• **Work to complete**
Assemble all lines in which the string "times" appears.

* * * * * * *

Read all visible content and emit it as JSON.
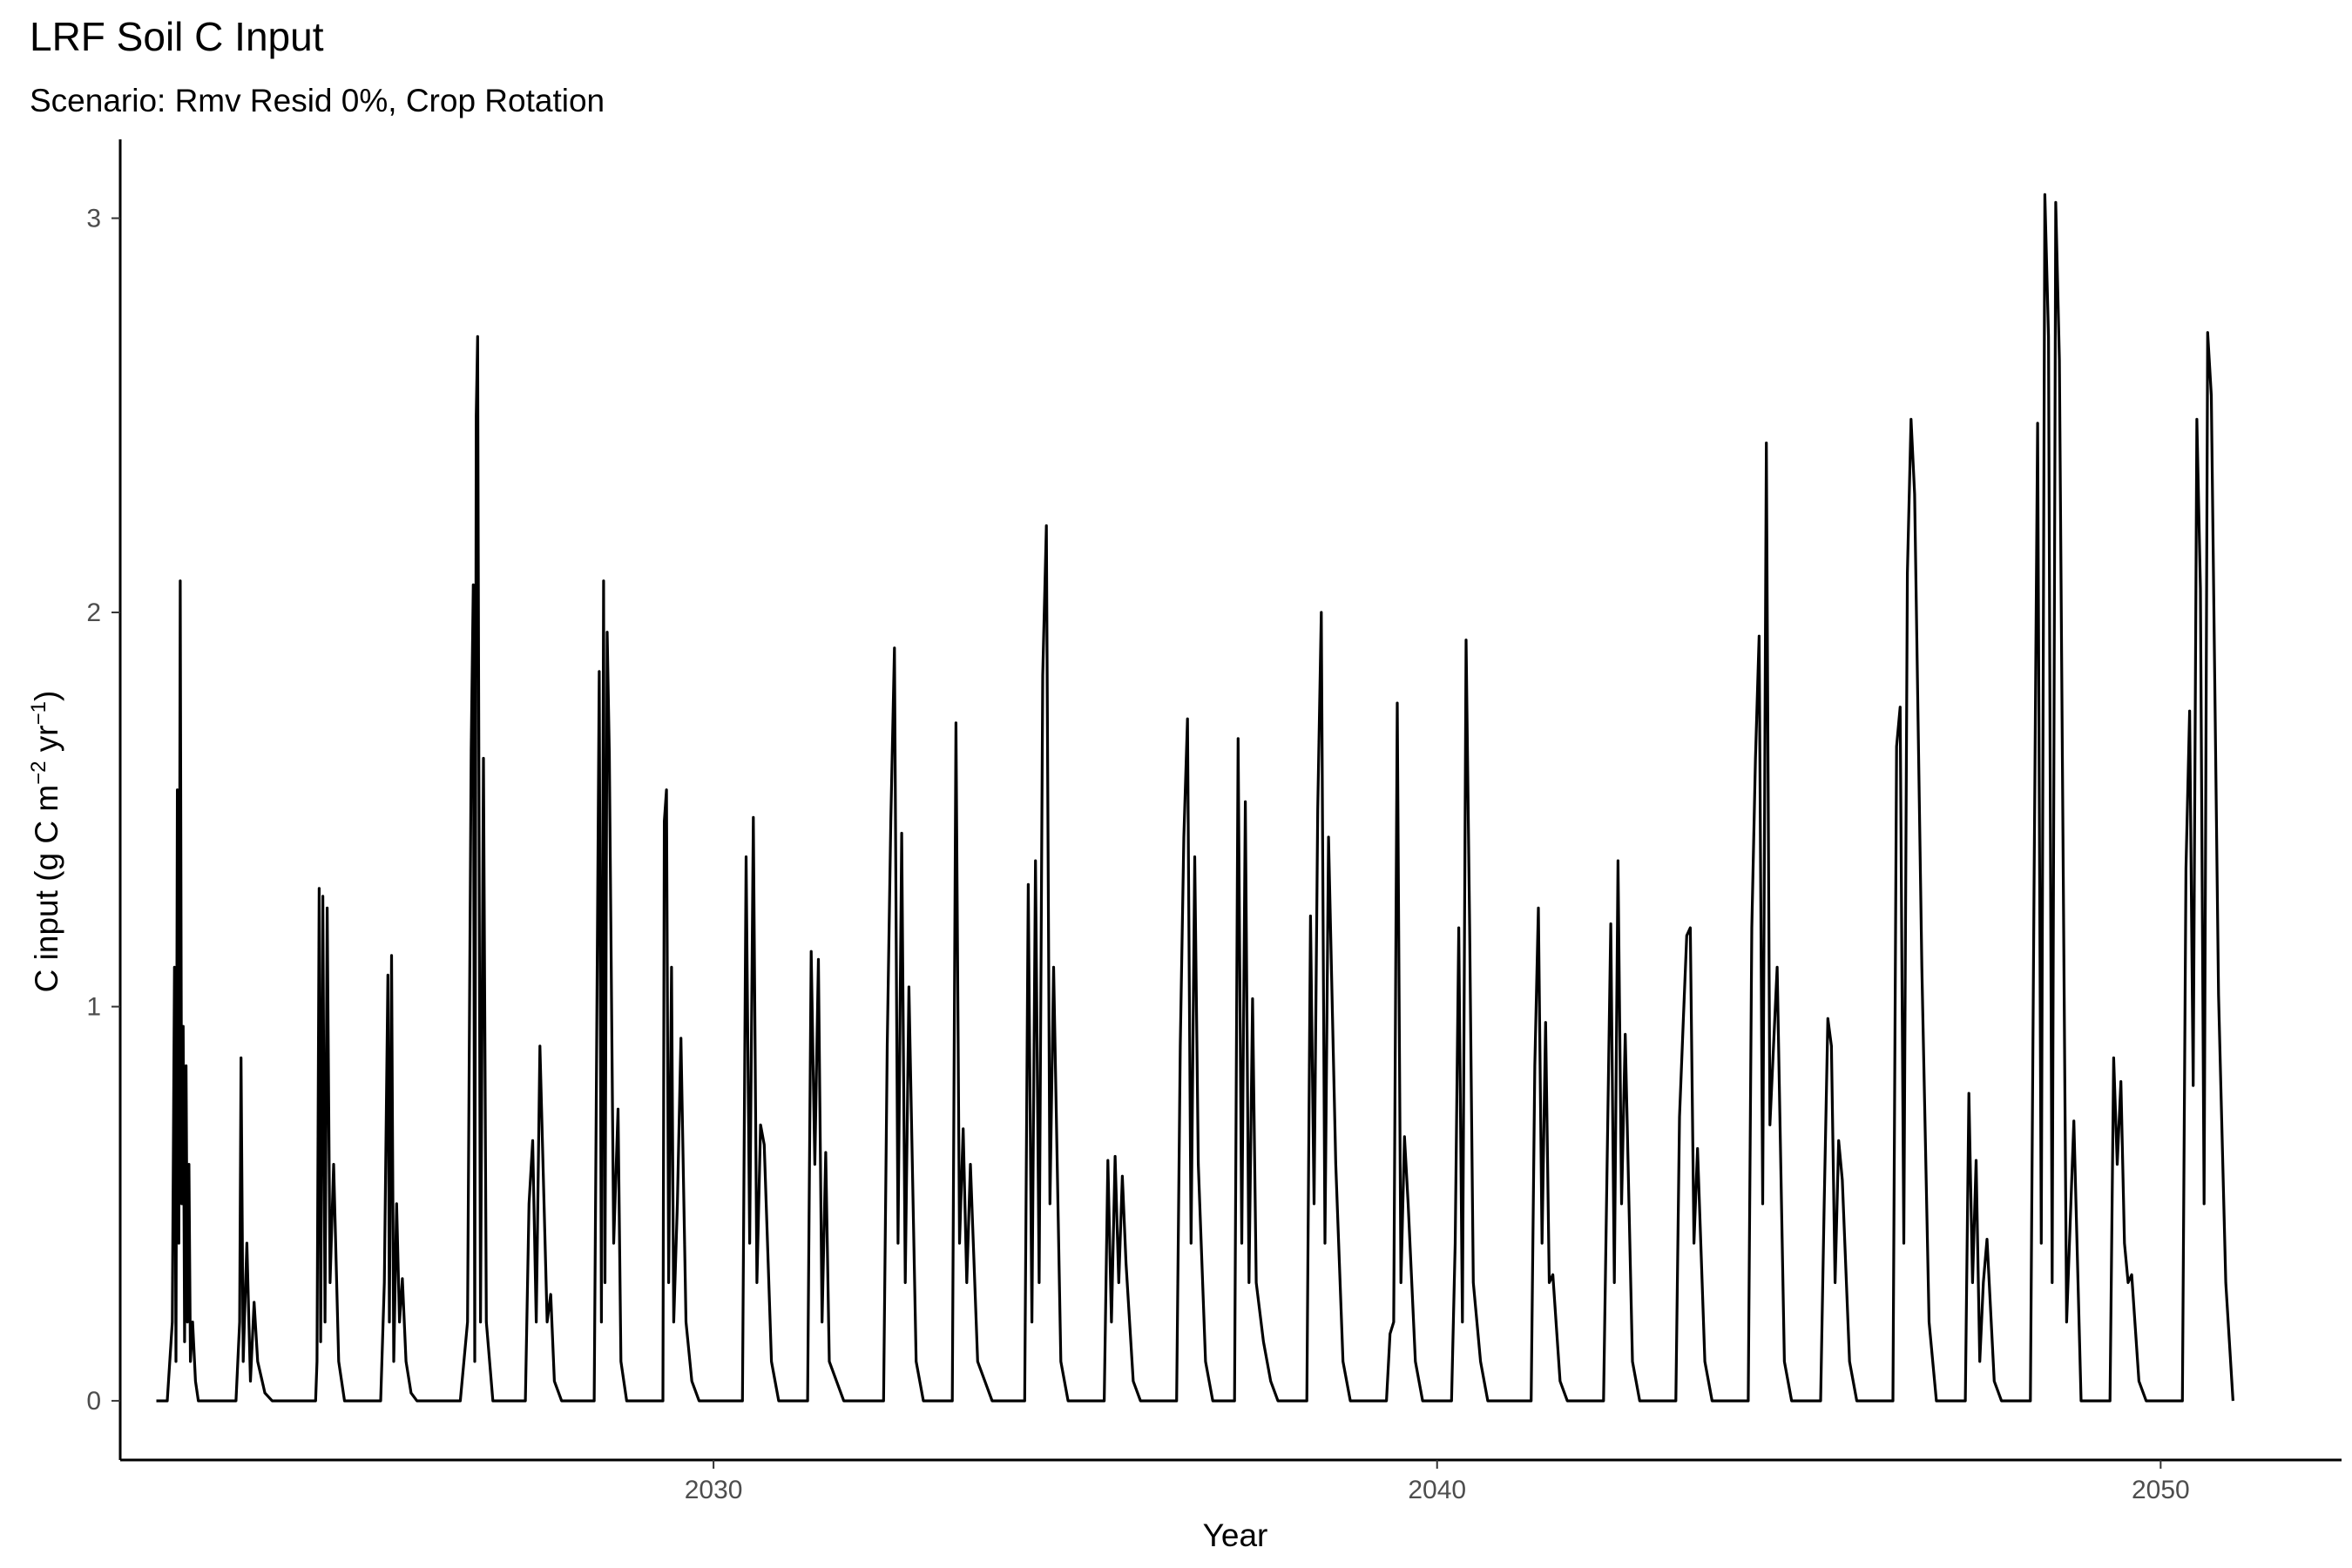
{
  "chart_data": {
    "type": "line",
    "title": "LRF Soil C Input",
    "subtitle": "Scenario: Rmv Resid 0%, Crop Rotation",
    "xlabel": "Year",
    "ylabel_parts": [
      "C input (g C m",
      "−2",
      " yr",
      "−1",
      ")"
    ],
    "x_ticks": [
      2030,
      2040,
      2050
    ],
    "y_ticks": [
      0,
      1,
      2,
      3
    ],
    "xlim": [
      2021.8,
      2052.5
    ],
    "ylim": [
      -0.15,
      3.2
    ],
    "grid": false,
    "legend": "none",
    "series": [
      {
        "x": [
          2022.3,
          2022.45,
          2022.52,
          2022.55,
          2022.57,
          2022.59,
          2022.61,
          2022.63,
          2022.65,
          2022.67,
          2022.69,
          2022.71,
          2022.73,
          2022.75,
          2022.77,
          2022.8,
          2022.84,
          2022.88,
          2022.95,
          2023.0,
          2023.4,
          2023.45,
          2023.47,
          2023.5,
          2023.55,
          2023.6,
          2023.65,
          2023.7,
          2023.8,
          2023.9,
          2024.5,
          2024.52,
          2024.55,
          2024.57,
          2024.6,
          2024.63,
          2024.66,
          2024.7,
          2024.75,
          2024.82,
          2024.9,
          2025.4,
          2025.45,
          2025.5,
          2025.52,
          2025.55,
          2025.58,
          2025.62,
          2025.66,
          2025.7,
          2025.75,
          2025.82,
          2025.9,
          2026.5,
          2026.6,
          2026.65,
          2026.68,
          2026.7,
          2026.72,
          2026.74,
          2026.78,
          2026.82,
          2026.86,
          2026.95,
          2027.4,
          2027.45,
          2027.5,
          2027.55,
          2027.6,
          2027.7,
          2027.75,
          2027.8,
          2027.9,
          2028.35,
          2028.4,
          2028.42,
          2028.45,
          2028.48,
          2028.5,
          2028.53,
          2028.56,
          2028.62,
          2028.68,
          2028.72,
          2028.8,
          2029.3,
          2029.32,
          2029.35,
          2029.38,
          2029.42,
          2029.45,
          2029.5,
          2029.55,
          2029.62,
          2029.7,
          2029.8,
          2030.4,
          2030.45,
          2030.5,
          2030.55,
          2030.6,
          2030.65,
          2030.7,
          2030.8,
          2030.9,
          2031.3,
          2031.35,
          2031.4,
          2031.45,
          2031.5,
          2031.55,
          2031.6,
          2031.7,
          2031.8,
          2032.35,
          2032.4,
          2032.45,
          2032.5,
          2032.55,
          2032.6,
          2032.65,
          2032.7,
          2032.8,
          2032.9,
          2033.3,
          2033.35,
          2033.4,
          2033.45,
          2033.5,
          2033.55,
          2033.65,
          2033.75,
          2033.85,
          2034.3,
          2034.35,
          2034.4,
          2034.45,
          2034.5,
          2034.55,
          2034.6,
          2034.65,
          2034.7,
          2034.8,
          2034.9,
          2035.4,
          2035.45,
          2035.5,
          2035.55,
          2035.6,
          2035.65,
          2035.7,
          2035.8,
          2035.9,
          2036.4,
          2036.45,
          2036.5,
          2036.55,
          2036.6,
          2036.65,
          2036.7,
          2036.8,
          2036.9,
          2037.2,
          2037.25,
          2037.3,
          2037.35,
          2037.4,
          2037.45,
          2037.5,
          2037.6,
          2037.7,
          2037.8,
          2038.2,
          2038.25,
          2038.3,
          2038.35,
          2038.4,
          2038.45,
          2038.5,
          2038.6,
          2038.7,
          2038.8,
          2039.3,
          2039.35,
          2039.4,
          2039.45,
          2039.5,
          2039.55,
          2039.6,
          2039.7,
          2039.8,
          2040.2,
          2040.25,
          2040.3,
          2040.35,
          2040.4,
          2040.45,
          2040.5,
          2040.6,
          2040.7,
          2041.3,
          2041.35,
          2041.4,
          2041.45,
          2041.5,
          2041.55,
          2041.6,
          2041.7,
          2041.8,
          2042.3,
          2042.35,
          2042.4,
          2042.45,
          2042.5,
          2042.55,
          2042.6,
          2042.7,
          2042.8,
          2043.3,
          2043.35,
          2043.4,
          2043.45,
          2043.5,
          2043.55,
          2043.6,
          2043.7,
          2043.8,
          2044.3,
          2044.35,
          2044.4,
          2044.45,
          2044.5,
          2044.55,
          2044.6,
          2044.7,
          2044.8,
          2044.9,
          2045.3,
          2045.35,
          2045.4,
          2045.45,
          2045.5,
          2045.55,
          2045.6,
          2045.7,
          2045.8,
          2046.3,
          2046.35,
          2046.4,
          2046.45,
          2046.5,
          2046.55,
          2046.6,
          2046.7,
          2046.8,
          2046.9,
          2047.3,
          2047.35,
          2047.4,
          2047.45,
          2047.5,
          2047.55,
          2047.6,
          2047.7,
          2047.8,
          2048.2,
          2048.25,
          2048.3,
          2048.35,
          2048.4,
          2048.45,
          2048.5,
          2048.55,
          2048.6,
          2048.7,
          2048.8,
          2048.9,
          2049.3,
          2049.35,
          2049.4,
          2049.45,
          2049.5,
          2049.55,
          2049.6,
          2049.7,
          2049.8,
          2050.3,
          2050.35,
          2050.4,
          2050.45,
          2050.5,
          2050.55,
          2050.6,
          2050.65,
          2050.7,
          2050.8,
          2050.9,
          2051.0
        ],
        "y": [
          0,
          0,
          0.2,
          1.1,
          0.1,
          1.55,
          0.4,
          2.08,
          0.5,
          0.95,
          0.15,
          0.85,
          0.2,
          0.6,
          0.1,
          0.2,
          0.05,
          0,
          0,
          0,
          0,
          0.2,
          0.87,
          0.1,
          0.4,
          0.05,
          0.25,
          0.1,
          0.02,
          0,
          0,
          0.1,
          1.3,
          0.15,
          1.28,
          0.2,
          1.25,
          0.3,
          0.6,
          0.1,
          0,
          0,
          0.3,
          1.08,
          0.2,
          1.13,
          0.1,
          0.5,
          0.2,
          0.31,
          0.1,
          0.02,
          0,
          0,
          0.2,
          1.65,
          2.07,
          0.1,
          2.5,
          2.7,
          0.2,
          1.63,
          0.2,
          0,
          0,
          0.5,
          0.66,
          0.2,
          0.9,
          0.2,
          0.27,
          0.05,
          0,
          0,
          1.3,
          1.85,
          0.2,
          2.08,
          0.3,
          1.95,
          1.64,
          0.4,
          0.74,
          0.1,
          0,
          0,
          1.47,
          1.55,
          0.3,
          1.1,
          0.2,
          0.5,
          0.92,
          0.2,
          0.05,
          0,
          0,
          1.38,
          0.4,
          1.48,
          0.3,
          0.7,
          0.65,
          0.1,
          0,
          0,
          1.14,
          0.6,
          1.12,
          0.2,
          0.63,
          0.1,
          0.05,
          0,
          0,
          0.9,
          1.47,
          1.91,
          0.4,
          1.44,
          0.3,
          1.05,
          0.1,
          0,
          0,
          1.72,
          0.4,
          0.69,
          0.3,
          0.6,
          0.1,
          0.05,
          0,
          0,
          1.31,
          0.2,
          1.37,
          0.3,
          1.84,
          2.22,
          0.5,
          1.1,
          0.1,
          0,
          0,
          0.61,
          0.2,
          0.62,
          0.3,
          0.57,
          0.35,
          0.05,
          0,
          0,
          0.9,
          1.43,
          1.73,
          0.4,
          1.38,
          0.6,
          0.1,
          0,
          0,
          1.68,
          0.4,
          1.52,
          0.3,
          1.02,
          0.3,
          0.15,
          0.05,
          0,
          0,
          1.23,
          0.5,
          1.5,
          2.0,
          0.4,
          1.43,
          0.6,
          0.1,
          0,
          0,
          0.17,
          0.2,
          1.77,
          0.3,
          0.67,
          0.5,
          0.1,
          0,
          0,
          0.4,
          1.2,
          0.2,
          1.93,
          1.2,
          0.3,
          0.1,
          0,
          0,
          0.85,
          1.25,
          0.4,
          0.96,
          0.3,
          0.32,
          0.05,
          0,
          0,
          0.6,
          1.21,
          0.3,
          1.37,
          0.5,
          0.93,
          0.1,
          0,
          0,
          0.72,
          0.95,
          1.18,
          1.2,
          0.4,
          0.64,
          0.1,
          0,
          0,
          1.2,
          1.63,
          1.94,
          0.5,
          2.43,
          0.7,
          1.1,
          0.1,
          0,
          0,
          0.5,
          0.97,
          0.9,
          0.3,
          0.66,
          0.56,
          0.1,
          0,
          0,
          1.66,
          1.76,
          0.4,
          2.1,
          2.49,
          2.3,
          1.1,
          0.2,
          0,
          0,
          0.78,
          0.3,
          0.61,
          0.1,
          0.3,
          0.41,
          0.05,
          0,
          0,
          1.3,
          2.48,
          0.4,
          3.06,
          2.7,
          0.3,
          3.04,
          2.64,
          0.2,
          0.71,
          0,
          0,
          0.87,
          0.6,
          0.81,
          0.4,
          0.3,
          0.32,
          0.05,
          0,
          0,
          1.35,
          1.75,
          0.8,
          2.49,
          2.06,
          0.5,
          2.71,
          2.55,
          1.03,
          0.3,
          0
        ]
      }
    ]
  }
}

* * * * * * *

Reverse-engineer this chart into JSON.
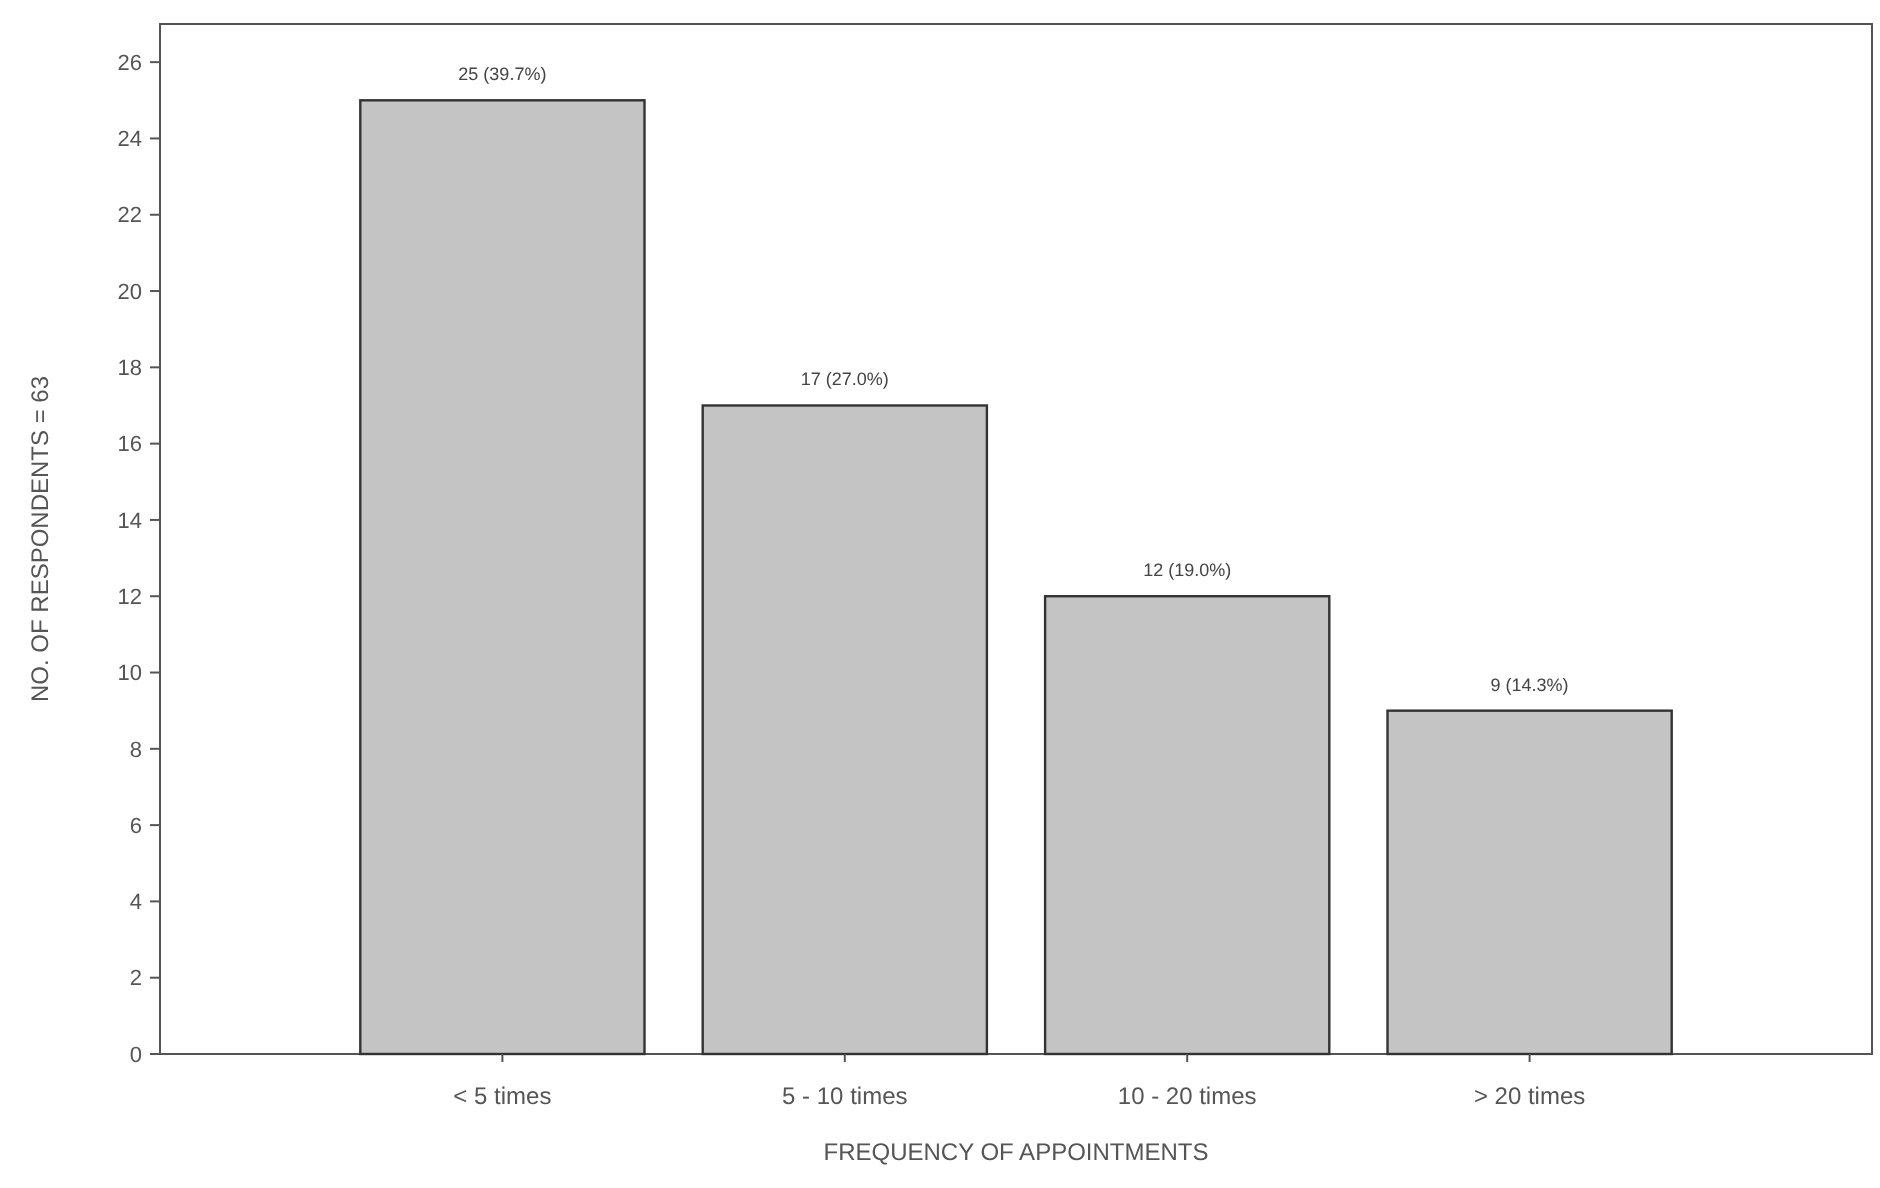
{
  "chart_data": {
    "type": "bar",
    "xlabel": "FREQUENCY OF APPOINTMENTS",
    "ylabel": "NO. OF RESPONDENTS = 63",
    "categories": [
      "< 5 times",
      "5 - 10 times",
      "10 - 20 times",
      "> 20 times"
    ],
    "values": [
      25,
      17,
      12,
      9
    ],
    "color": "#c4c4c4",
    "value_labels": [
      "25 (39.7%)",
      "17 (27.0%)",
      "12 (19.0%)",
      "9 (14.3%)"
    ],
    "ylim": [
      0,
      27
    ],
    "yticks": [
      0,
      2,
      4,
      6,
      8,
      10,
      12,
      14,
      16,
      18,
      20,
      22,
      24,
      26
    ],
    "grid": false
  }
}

* * * * * * *

• **Expected output**
      "< 5 times",
      "5 - 10 times",
      "10 - 20 times",
      "> 20 times"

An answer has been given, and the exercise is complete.